Request: Reproduce every line in the listing that contains the word "zuba".

Task input:
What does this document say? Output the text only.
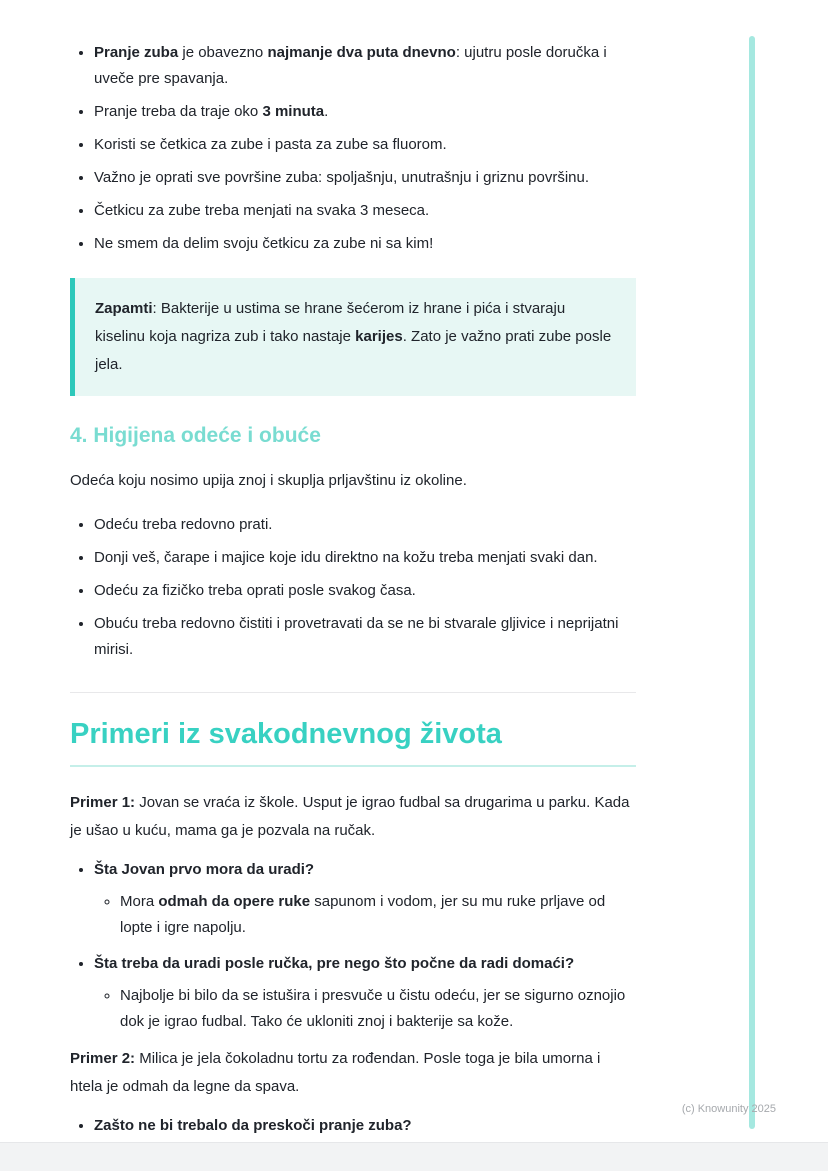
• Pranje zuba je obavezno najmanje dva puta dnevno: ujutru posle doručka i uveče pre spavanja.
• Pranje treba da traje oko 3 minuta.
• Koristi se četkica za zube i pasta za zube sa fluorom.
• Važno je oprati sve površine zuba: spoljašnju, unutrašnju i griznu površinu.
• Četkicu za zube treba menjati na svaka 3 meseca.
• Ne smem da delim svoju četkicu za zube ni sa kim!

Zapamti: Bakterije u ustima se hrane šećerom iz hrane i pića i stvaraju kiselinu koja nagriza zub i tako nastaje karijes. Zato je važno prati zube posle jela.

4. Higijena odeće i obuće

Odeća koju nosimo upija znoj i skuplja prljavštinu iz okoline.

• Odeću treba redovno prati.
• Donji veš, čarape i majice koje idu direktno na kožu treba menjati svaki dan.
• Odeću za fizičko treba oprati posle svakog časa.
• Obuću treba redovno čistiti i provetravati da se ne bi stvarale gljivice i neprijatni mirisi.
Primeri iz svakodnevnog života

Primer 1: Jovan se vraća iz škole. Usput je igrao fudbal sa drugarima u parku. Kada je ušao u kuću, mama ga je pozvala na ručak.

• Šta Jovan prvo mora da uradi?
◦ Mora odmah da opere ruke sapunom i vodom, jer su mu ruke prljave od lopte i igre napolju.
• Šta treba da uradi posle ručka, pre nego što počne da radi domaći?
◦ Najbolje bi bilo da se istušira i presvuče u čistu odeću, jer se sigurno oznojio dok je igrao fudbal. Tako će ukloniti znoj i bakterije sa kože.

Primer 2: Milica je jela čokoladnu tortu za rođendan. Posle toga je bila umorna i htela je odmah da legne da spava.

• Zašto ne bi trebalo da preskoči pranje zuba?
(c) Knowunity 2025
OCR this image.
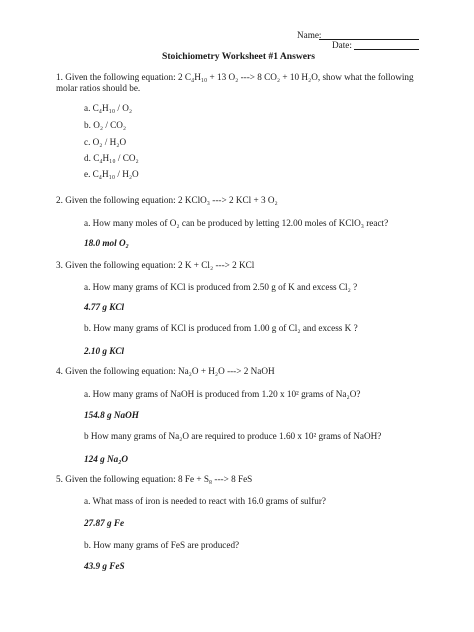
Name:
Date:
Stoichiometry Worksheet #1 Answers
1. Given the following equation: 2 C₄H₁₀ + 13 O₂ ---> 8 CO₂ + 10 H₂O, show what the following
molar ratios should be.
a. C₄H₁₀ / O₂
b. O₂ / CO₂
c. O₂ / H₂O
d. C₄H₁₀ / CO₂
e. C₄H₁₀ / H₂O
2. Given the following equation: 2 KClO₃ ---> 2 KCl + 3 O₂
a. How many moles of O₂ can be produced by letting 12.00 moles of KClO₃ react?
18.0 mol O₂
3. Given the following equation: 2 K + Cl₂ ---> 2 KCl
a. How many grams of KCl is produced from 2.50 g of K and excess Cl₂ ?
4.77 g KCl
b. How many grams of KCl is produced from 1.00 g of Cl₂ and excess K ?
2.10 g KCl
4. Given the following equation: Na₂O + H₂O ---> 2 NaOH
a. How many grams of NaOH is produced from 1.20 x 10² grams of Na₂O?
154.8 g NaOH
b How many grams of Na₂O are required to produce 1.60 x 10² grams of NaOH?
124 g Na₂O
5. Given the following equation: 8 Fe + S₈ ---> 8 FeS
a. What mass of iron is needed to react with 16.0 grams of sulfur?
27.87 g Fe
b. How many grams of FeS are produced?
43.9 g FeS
...
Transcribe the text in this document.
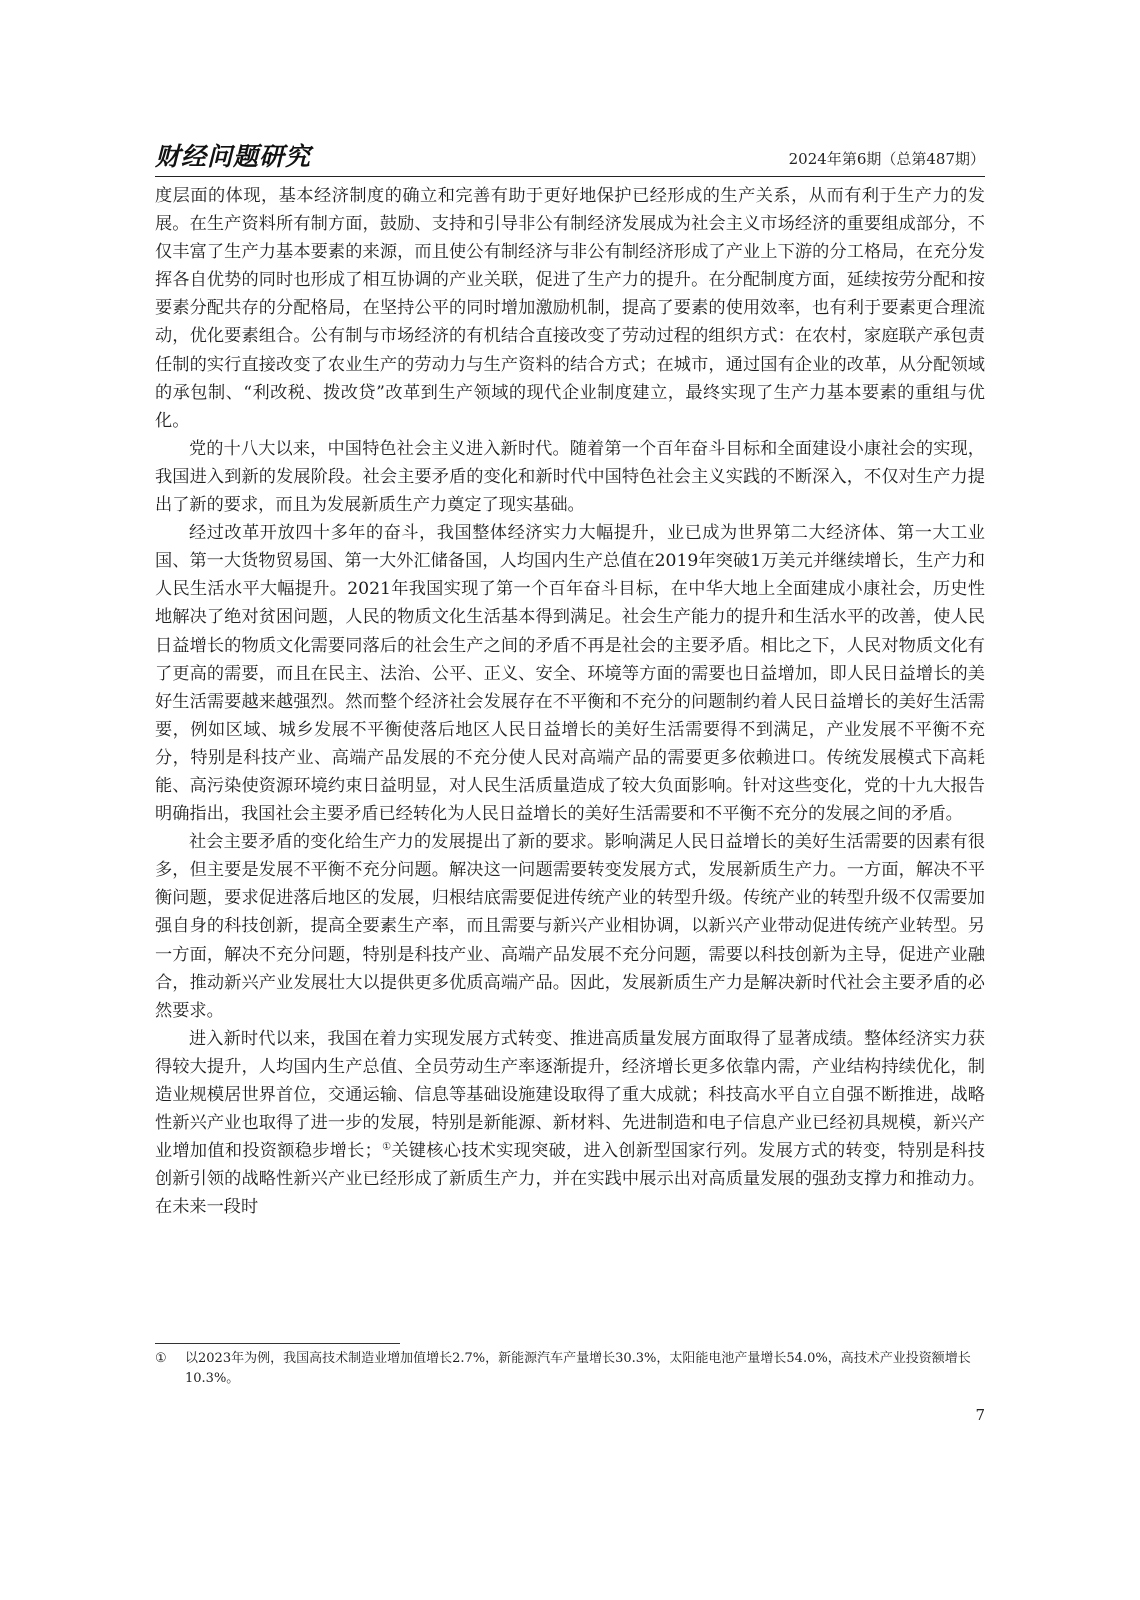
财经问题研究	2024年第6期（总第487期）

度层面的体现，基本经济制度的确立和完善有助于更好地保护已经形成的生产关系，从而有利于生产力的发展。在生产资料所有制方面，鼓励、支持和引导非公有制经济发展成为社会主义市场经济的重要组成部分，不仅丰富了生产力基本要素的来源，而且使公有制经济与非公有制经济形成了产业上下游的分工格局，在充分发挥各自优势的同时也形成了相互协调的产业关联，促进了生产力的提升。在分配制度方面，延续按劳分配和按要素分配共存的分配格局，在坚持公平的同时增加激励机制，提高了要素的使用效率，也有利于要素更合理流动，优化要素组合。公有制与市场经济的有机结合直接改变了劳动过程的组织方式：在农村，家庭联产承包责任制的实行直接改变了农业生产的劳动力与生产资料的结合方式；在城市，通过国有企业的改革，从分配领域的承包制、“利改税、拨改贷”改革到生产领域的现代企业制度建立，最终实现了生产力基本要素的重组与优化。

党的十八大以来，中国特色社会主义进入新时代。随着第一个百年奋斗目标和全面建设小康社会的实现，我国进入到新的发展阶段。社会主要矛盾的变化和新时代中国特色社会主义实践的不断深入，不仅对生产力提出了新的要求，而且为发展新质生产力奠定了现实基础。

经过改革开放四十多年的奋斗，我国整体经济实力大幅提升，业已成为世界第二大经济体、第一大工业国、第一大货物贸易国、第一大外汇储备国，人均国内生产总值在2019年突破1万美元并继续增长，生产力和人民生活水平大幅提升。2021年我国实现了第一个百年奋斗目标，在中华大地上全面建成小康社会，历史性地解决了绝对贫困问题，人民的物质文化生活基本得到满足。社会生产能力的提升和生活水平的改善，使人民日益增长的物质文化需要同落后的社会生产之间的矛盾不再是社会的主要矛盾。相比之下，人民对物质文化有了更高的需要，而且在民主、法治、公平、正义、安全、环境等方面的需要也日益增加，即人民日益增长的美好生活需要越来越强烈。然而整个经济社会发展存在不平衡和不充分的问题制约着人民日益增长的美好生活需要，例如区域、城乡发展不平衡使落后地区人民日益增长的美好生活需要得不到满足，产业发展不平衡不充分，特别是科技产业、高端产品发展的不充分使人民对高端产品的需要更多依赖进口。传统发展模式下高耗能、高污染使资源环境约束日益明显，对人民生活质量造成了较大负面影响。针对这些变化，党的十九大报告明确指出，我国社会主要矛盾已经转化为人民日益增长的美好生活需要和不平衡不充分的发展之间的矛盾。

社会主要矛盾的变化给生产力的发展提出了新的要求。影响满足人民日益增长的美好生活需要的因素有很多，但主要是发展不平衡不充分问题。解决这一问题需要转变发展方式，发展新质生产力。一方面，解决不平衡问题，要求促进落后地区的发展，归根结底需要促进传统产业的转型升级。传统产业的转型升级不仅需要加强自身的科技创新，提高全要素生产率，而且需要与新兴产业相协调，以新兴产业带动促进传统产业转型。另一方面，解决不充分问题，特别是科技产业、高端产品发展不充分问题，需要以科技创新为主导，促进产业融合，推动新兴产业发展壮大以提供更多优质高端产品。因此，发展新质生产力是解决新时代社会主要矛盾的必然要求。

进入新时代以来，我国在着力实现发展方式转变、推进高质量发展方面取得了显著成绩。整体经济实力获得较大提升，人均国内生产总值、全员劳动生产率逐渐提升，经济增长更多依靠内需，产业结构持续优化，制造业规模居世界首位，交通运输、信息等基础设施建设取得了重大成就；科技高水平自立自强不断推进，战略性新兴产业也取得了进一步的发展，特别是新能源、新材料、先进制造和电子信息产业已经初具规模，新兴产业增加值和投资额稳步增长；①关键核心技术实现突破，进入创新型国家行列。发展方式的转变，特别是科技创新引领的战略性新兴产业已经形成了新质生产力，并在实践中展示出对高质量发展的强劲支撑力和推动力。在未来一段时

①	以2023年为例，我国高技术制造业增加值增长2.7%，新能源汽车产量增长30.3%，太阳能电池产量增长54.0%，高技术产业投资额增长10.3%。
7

Result of this exercise:
• Pranje zuba je obavezno najmanje dva puta dnevno: ujutru posle doručka i uveče pre spavanja.
• Važno je oprati sve površine zuba: spoljašnju, unutrašnju i griznu površinu.
• Zašto ne bi trebalo da preskoči pranje zuba?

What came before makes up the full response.